● What you need to do
Find the string "malade" in the records. Copy every line it appears in.
[begin Data for this task]
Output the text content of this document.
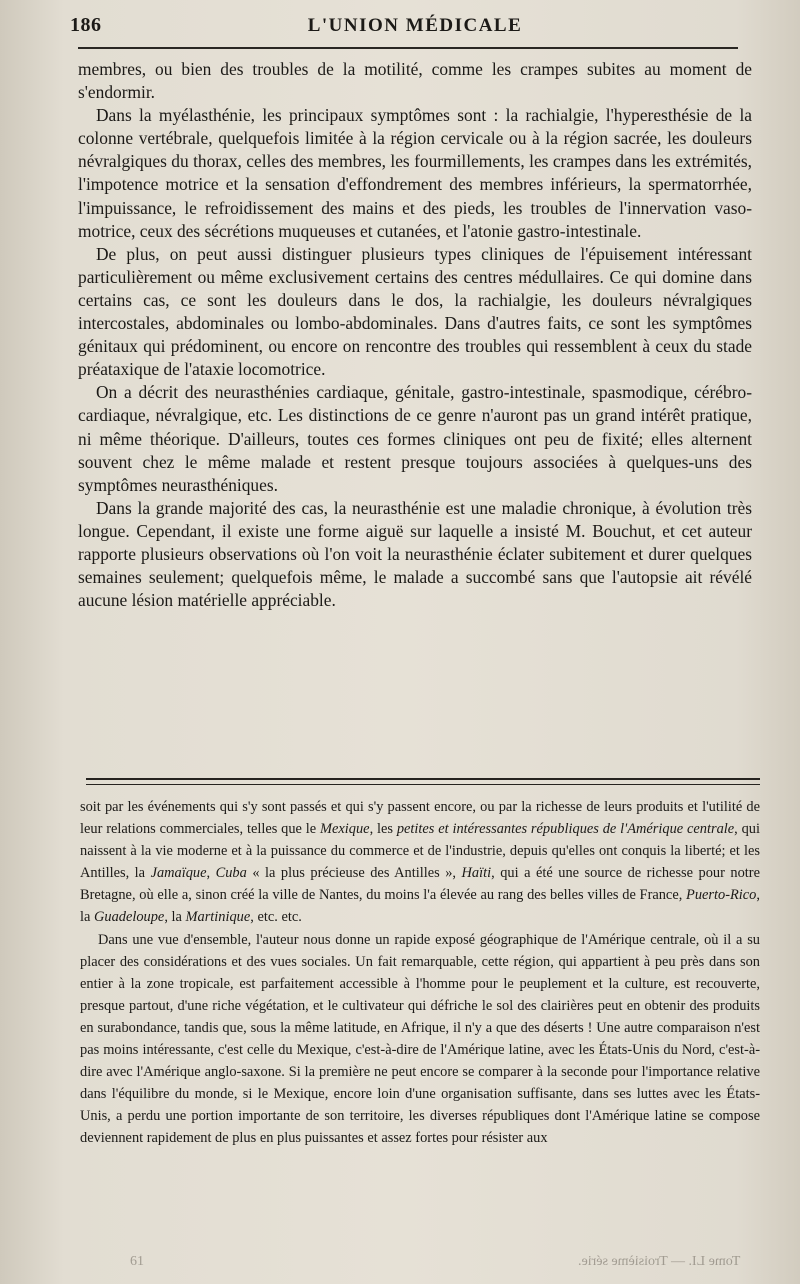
186	L'UNION MÉDICALE

membres, ou bien des troubles de la motilité, comme les crampes subites au moment de s'endormir.

Dans la myélasthénie, les principaux symptômes sont : la rachialgie, l'hyperesthésie de la colonne vertébrale, quelquefois limitée à la région cervicale ou à la région sacrée, les douleurs névralgiques du thorax, celles des membres, les fourmillements, les crampes dans les extrémités, l'impotence motrice et la sensation d'effondrement des membres inférieurs, la spermatorrhée, l'impuissance, le refroidissement des mains et des pieds, les troubles de l'innervation vaso-motrice, ceux des sécrétions muqueuses et cutanées, et l'atonie gastro-intestinale.

De plus, on peut aussi distinguer plusieurs types cliniques de l'épuisement intéressant particulièrement ou même exclusivement certains des centres médullaires. Ce qui domine dans certains cas, ce sont les douleurs dans le dos, la rachialgie, les douleurs névralgiques intercostales, abdominales ou lombo-abdominales. Dans d'autres faits, ce sont les symptômes génitaux qui prédominent, ou encore on rencontre des troubles qui ressemblent à ceux du stade préataxique de l'ataxie locomotrice.

On a décrit des neurasthénies cardiaque, génitale, gastro-intestinale, spasmodique, cérébro-cardiaque, névralgique, etc. Les distinctions de ce genre n'auront pas un grand intérêt pratique, ni même théorique. D'ailleurs, toutes ces formes cliniques ont peu de fixité; elles alternent souvent chez le même malade et restent presque toujours associées à quelques-uns des symptômes neurasthéniques.

Dans la grande majorité des cas, la neurasthénie est une maladie chronique, à évolution très longue. Cependant, il existe une forme aiguë sur laquelle a insisté M. Bouchut, et cet auteur rapporte plusieurs observations où l'on voit la neurasthénie éclater subitement et durer quelques semaines seulement; quelquefois même, le malade a succombé sans que l'autopsie ait révélé aucune lésion matérielle appréciable.

soit par les événements qui s'y sont passés et qui s'y passent encore, ou par la richesse de leurs produits et l'utilité de leur relations commerciales, telles que le Mexique, les petites et intéressantes républiques de l'Amérique centrale, qui naissent à la vie moderne et à la puissance du commerce et de l'industrie, depuis qu'elles ont conquis la liberté; et les Antilles, la Jamaïque, Cuba « la plus précieuse des Antilles », Haïti, qui a été une source de richesse pour notre Bretagne, où elle a, sinon créé la ville de Nantes, du moins l'a élevée au rang des belles villes de France, Puerto-Rico, la Guadeloupe, la Martinique, etc. etc.

Dans une vue d'ensemble, l'auteur nous donne un rapide exposé géographique de l'Amérique centrale, où il a su placer des considérations et des vues sociales. Un fait remarquable, cette région, qui appartient à peu près dans son entier à la zone tropicale, est parfaitement accessible à l'homme pour le peuplement et la culture, est recouverte, presque partout, d'une riche végétation, et le cultivateur qui défriche le sol des clairières peut en obtenir des produits en surabondance, tandis que, sous la même latitude, en Afrique, il n'y a que des déserts ! Une autre comparaison n'est pas moins intéressante, c'est celle du Mexique, c'est-à-dire de l'Amérique latine, avec les États-Unis du Nord, c'est-à-dire avec l'Amérique anglo-saxone. Si la première ne peut encore se comparer à la seconde pour l'importance relative dans l'équilibre du monde, si le Mexique, encore loin d'une organisation suffisante, dans ses luttes avec les États-Unis, a perdu une portion importante de son territoire, les diverses républiques dont l'Amérique latine se compose deviennent rapidement de plus en plus puissantes et assez fortes pour résister aux

61	Tome LI. — Troisième série.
[end Data for this task]
● Expected output
On a décrit des neurasthénies cardiaque, génitale, gastro-intestinale, spasmodique, cérébro-cardiaque, névralgique, etc. Les distinctions de ce genre n'auront pas un grand intérêt pratique, ni même théorique. D'ailleurs, toutes ces formes cliniques ont peu de fixité; elles alternent souvent chez le même malade et restent presque toujours associées à quelques-uns des symptômes neurasthéniques.
Dans la grande majorité des cas, la neurasthénie est une maladie chronique, à évolution très longue. Cependant, il existe une forme aiguë sur laquelle a insisté M. Bouchut, et cet auteur rapporte plusieurs observations où l'on voit la neurasthénie éclater subitement et durer quelques semaines seulement; quelquefois même, le malade a succombé sans que l'autopsie ait révélé aucune lésion matérielle appréciable.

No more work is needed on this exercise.